Exactly repeat the material, dropping every picture from the copy.

* _Data supplied_
— START —

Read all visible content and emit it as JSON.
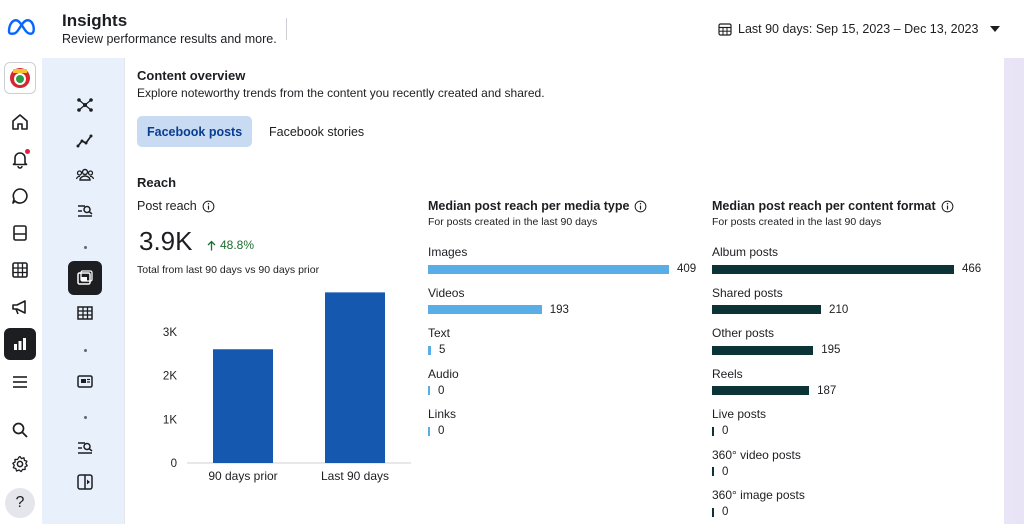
{
  "header": {
    "title": "Insights",
    "subtitle": "Review performance results and more.",
    "date_range": "Last 90 days: Sep 15, 2023 – Dec 13, 2023"
  },
  "rail": {
    "icons": [
      "page-avatar",
      "home-icon",
      "bell-icon",
      "chat-icon",
      "pages-icon",
      "table-icon",
      "megaphone-icon",
      "insights-icon",
      "menu-icon",
      "search-icon",
      "gear-icon",
      "help-icon"
    ],
    "help_label": "?"
  },
  "subnav": {
    "icons": [
      "overview-icon",
      "trend-icon",
      "audience-icon",
      "search-list-icon",
      "content-icon",
      "table-icon",
      "media-icon",
      "search-list-icon",
      "compare-icon"
    ]
  },
  "content": {
    "title": "Content overview",
    "description": "Explore noteworthy trends from the content you recently created and shared.",
    "tabs": [
      {
        "label": "Facebook posts",
        "active": true
      },
      {
        "label": "Facebook stories",
        "active": false
      }
    ]
  },
  "reach": {
    "heading": "Reach",
    "post_reach": {
      "title": "Post reach",
      "value": "3.9K",
      "delta": "48.8%",
      "note": "Total from last 90 days vs 90 days prior"
    }
  },
  "chart_data": [
    {
      "type": "bar",
      "title": "Post reach",
      "categories": [
        "90 days prior",
        "Last 90 days"
      ],
      "values": [
        2600,
        3900
      ],
      "ylim": [
        0,
        4000
      ],
      "yticks": [
        0,
        1000,
        2000,
        3000
      ],
      "ytick_labels": [
        "0",
        "1K",
        "2K",
        "3K"
      ],
      "color": "#1558b0",
      "grid": false
    },
    {
      "type": "bar",
      "orientation": "horizontal",
      "title": "Median post reach per media type",
      "note": "For posts created in the last 90 days",
      "categories": [
        "Images",
        "Videos",
        "Text",
        "Audio",
        "Links"
      ],
      "values": [
        409,
        193,
        5,
        0,
        0
      ],
      "color": "#5aaee8"
    },
    {
      "type": "bar",
      "orientation": "horizontal",
      "title": "Median post reach per content format",
      "note": "For posts created in the last 90 days",
      "categories": [
        "Album posts",
        "Shared posts",
        "Other posts",
        "Reels",
        "Live posts",
        "360° video posts",
        "360° image posts"
      ],
      "values": [
        466,
        210,
        195,
        187,
        0,
        0,
        0
      ],
      "color": "#0c3437"
    }
  ]
}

— END —

* _Exercise solution_
Read all visible content and emit it as JSON.
{
  "header": {
    "title": "Insights",
    "subtitle": "Review performance results and more.",
    "date_range": "Last 90 days: Sep 15, 2023 – Dec 13, 2023"
  },
  "rail": {
    "icons": [
      "page-avatar",
      "home-icon",
      "bell-icon",
      "chat-icon",
      "pages-icon",
      "table-icon",
      "megaphone-icon",
      "insights-icon",
      "menu-icon",
      "search-icon",
      "gear-icon",
      "help-icon"
    ],
    "help_label": "?"
  },
  "subnav": {
    "icons": [
      "overview-icon",
      "trend-icon",
      "audience-icon",
      "search-list-icon",
      "content-icon",
      "table-icon",
      "media-icon",
      "search-list-icon",
      "compare-icon"
    ]
  },
  "content": {
    "title": "Content overview",
    "description": "Explore noteworthy trends from the content you recently created and shared.",
    "tabs": [
      {
        "label": "Facebook posts",
        "active": true
      },
      {
        "label": "Facebook stories",
        "active": false
      }
    ]
  },
  "reach": {
    "heading": "Reach",
    "post_reach": {
      "title": "Post reach",
      "value": "3.9K",
      "delta": "48.8%",
      "note": "Total from last 90 days vs 90 days prior"
    }
  },
  "chart_data": [
    {
      "type": "bar",
      "title": "Post reach",
      "categories": [
        "90 days prior",
        "Last 90 days"
      ],
      "values": [
        2600,
        3900
      ],
      "ylim": [
        0,
        4000
      ],
      "yticks": [
        0,
        1000,
        2000,
        3000
      ],
      "ytick_labels": [
        "0",
        "1K",
        "2K",
        "3K"
      ],
      "color": "#1558b0",
      "grid": false
    },
    {
      "type": "bar",
      "orientation": "horizontal",
      "title": "Median post reach per media type",
      "note": "For posts created in the last 90 days",
      "categories": [
        "Images",
        "Videos",
        "Text",
        "Audio",
        "Links"
      ],
      "values": [
        409,
        193,
        5,
        0,
        0
      ],
      "color": "#5aaee8"
    },
    {
      "type": "bar",
      "orientation": "horizontal",
      "title": "Median post reach per content format",
      "note": "For posts created in the last 90 days",
      "categories": [
        "Album posts",
        "Shared posts",
        "Other posts",
        "Reels",
        "Live posts",
        "360° video posts",
        "360° image posts"
      ],
      "values": [
        466,
        210,
        195,
        187,
        0,
        0,
        0
      ],
      "color": "#0c3437"
    }
  ]
}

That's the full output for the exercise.